DIRECTION: Output every line exactly as written. Leave out pictures.

══ SUPPLIED INFORMATION

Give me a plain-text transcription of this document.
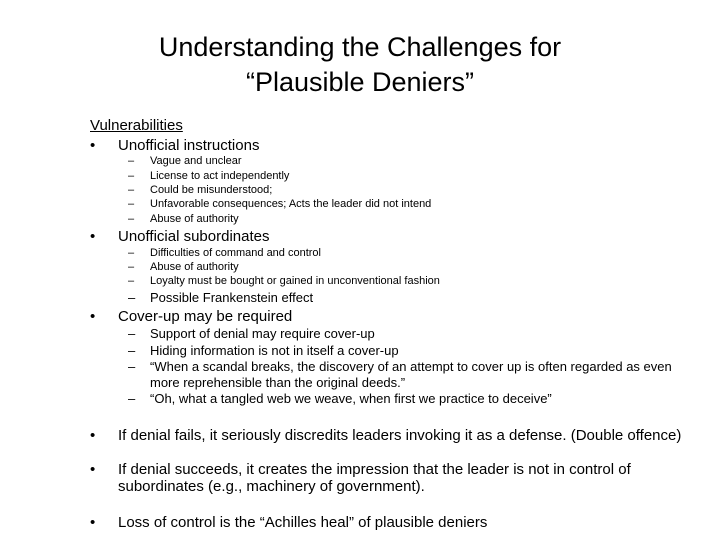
Understanding the Challenges for
“Plausible Deniers”
Vulnerabilities
• Unofficial instructions
– Vague and unclear
– License to act independently
– Could be misunderstood;
– Unfavorable consequences; Acts the leader did not intend
– Abuse of authority
• Unofficial subordinates
– Difficulties of command and control
– Abuse of authority
– Loyalty must be bought or gained in unconventional fashion
– Possible Frankenstein effect
• Cover-up may be required
– Support of denial may require cover-up
– Hiding information is not in itself a cover-up
– “When a scandal breaks, the discovery of an attempt to cover up is often regarded as even more reprehensible than the original deeds.”
– “Oh, what a tangled web we weave, when first we practice to deceive”
• If denial fails, it seriously discredits leaders invoking it as a defense. (Double offence)
• If denial succeeds, it creates the impression that the leader is not in control of subordinates (e.g., machinery of government).
• Loss of control is the “Achilles heal” of plausible deniers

════

ANSWER FOR THIS EXERCISE:
Give me a plain-text transcription of this document.
Understanding the Challenges for
“Plausible Deniers”
Vulnerabilities
• Unofficial instructions
– Vague and unclear
– License to act independently
– Could be misunderstood;
– Unfavorable consequences; Acts the leader did not intend
– Abuse of authority
• Unofficial subordinates
– Difficulties of command and control
– Abuse of authority
– Loyalty must be bought or gained in unconventional fashion
– Possible Frankenstein effect
• Cover-up may be required
– Support of denial may require cover-up
– Hiding information is not in itself a cover-up
– “When a scandal breaks, the discovery of an attempt to cover up is often regarded as even more reprehensible than the original deeds.”
– “Oh, what a tangled web we weave, when first we practice to deceive”
• If denial fails, it seriously discredits leaders invoking it as a defense. (Double offence)
• If denial succeeds, it creates the impression that the leader is not in control of subordinates (e.g., machinery of government).
• Loss of control is the “Achilles heal” of plausible deniers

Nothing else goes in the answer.